# TASK DETAILS
Quote every line of the material beneath this one.

***

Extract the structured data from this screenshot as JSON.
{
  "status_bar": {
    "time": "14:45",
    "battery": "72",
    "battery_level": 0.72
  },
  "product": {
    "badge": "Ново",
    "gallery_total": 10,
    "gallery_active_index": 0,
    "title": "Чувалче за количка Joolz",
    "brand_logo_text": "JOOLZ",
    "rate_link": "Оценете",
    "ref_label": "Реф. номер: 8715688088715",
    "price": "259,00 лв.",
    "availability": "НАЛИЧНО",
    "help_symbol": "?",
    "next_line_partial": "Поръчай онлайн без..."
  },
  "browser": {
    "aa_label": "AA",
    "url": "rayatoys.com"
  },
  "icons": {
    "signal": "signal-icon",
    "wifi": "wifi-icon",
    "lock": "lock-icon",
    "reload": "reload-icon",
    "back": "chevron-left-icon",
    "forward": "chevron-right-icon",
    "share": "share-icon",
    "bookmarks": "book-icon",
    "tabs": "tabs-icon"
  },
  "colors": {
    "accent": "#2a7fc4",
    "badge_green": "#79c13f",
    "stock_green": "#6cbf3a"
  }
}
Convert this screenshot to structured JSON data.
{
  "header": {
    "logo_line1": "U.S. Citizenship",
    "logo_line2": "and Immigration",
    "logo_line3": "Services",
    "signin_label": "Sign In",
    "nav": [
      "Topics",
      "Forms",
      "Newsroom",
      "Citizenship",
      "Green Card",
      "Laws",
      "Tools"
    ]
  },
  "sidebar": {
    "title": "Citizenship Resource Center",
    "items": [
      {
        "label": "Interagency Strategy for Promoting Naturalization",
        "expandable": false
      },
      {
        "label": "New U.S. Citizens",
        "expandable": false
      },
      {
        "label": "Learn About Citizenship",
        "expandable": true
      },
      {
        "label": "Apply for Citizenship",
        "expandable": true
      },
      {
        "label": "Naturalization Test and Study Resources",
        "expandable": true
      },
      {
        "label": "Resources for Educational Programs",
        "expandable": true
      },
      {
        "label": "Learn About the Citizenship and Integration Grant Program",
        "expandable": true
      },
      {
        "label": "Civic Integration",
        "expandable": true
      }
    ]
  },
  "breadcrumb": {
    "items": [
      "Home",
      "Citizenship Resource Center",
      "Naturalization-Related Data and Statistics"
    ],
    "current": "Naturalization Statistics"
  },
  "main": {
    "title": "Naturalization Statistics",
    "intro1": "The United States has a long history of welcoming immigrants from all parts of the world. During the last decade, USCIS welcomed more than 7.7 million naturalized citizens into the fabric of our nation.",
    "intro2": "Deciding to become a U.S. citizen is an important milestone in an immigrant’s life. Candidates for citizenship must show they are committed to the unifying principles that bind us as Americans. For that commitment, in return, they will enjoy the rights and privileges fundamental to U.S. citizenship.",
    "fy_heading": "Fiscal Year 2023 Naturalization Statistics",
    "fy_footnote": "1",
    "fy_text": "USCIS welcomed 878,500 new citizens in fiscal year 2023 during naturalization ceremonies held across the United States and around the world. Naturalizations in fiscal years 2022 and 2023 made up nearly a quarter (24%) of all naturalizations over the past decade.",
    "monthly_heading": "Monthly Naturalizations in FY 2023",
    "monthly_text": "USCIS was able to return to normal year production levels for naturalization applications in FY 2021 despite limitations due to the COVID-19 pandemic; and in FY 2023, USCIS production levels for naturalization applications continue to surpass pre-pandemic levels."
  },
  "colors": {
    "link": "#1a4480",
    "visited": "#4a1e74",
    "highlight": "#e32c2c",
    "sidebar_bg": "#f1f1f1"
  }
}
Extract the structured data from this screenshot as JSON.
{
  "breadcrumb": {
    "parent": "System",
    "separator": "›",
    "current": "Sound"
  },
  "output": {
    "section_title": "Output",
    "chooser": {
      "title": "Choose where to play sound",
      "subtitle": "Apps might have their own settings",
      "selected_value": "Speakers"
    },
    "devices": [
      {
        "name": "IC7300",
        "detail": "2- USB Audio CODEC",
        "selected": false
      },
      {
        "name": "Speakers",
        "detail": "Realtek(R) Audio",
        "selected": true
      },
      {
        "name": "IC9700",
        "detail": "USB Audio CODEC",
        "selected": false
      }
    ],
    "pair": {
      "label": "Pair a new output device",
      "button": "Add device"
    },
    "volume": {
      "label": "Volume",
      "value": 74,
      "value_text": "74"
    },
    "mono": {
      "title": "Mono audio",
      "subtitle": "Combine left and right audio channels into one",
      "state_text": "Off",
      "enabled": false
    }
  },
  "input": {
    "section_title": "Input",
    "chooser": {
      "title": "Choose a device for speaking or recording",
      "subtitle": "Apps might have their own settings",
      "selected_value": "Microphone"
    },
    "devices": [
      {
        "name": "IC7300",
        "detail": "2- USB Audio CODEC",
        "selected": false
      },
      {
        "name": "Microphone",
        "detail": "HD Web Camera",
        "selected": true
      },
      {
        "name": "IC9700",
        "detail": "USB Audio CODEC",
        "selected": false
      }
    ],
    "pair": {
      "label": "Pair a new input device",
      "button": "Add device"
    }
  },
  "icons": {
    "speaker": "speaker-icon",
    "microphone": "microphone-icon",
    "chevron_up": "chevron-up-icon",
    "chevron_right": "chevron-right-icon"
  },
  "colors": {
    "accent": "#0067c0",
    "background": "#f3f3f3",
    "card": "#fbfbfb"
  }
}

***

# TASK OUTPUT
Extract the structured data from this screenshot as JSON.
{
  "status_bar": {
    "time": "14:45",
    "battery": "72",
    "battery_level": 0.72
  },
  "product": {
    "badge": "Ново",
    "gallery_total": 10,
    "gallery_active_index": 0,
    "title": "Чувалче за количка Joolz",
    "brand_logo_text": "JOOLZ",
    "rate_link": "Оценете",
    "ref_label": "Реф. номер: 8715688088715",
    "price": "259,00 лв.",
    "availability": "НАЛИЧНО",
    "help_symbol": "?",
    "next_line_partial": "Поръчай онлайн без..."
  },
  "browser": {
    "aa_label": "AA",
    "url": "rayatoys.com"
  },
  "icons": {
    "signal": "signal-icon",
    "wifi": "wifi-icon",
    "lock": "lock-icon",
    "reload": "reload-icon",
    "back": "chevron-left-icon",
    "forward": "chevron-right-icon",
    "share": "share-icon",
    "bookmarks": "book-icon",
    "tabs": "tabs-icon"
  },
  "colors": {
    "accent": "#2a7fc4",
    "badge_green": "#79c13f",
    "stock_green": "#6cbf3a"
  }
}
Convert this screenshot to structured JSON data.
{
  "header": {
    "logo_line1": "U.S. Citizenship",
    "logo_line2": "and Immigration",
    "logo_line3": "Services",
    "signin_label": "Sign In",
    "nav": [
      "Topics",
      "Forms",
      "Newsroom",
      "Citizenship",
      "Green Card",
      "Laws",
      "Tools"
    ]
  },
  "sidebar": {
    "title": "Citizenship Resource Center",
    "items": [
      {
        "label": "Interagency Strategy for Promoting Naturalization",
        "expandable": false
      },
      {
        "label": "New U.S. Citizens",
        "expandable": false
      },
      {
        "label": "Learn About Citizenship",
        "expandable": true
      },
      {
        "label": "Apply for Citizenship",
        "expandable": true
      },
      {
        "label": "Naturalization Test and Study Resources",
        "expandable": true
      },
      {
        "label": "Resources for Educational Programs",
        "expandable": true
      },
      {
        "label": "Learn About the Citizenship and Integration Grant Program",
        "expandable": true
      },
      {
        "label": "Civic Integration",
        "expandable": true
      }
    ]
  },
  "breadcrumb": {
    "items": [
      "Home",
      "Citizenship Resource Center",
      "Naturalization-Related Data and Statistics"
    ],
    "current": "Naturalization Statistics"
  },
  "main": {
    "title": "Naturalization Statistics",
    "intro1": "The United States has a long history of welcoming immigrants from all parts of the world. During the last decade, USCIS welcomed more than 7.7 million naturalized citizens into the fabric of our nation.",
    "intro2": "Deciding to become a U.S. citizen is an important milestone in an immigrant’s life. Candidates for citizenship must show they are committed to the unifying principles that bind us as Americans. For that commitment, in return, they will enjoy the rights and privileges fundamental to U.S. citizenship.",
    "fy_heading": "Fiscal Year 2023 Naturalization Statistics",
    "fy_footnote": "1",
    "fy_text": "USCIS welcomed 878,500 new citizens in fiscal year 2023 during naturalization ceremonies held across the United States and around the world. Naturalizations in fiscal years 2022 and 2023 made up nearly a quarter (24%) of all naturalizations over the past decade.",
    "monthly_heading": "Monthly Naturalizations in FY 2023",
    "monthly_text": "USCIS was able to return to normal year production levels for naturalization applications in FY 2021 despite limitations due to the COVID-19 pandemic; and in FY 2023, USCIS production levels for naturalization applications continue to surpass pre-pandemic levels."
  },
  "colors": {
    "link": "#1a4480",
    "visited": "#4a1e74",
    "highlight": "#e32c2c",
    "sidebar_bg": "#f1f1f1"
  }
}
Extract the structured data from this screenshot as JSON.
{
  "breadcrumb": {
    "parent": "System",
    "separator": "›",
    "current": "Sound"
  },
  "output": {
    "section_title": "Output",
    "chooser": {
      "title": "Choose where to play sound",
      "subtitle": "Apps might have their own settings",
      "selected_value": "Speakers"
    },
    "devices": [
      {
        "name": "IC7300",
        "detail": "2- USB Audio CODEC",
        "selected": false
      },
      {
        "name": "Speakers",
        "detail": "Realtek(R) Audio",
        "selected": true
      },
      {
        "name": "IC9700",
        "detail": "USB Audio CODEC",
        "selected": false
      }
    ],
    "pair": {
      "label": "Pair a new output device",
      "button": "Add device"
    },
    "volume": {
      "label": "Volume",
      "value": 74,
      "value_text": "74"
    },
    "mono": {
      "title": "Mono audio",
      "subtitle": "Combine left and right audio channels into one",
      "state_text": "Off",
      "enabled": false
    }
  },
  "input": {
    "section_title": "Input",
    "chooser": {
      "title": "Choose a device for speaking or recording",
      "subtitle": "Apps might have their own settings",
      "selected_value": "Microphone"
    },
    "devices": [
      {
        "name": "IC7300",
        "detail": "2- USB Audio CODEC",
        "selected": false
      },
      {
        "name": "Microphone",
        "detail": "HD Web Camera",
        "selected": true
      },
      {
        "name": "IC9700",
        "detail": "USB Audio CODEC",
        "selected": false
      }
    ],
    "pair": {
      "label": "Pair a new input device",
      "button": "Add device"
    }
  },
  "icons": {
    "speaker": "speaker-icon",
    "microphone": "microphone-icon",
    "chevron_up": "chevron-up-icon",
    "chevron_right": "chevron-right-icon"
  },
  "colors": {
    "accent": "#0067c0",
    "background": "#f3f3f3",
    "card": "#fbfbfb"
  }
}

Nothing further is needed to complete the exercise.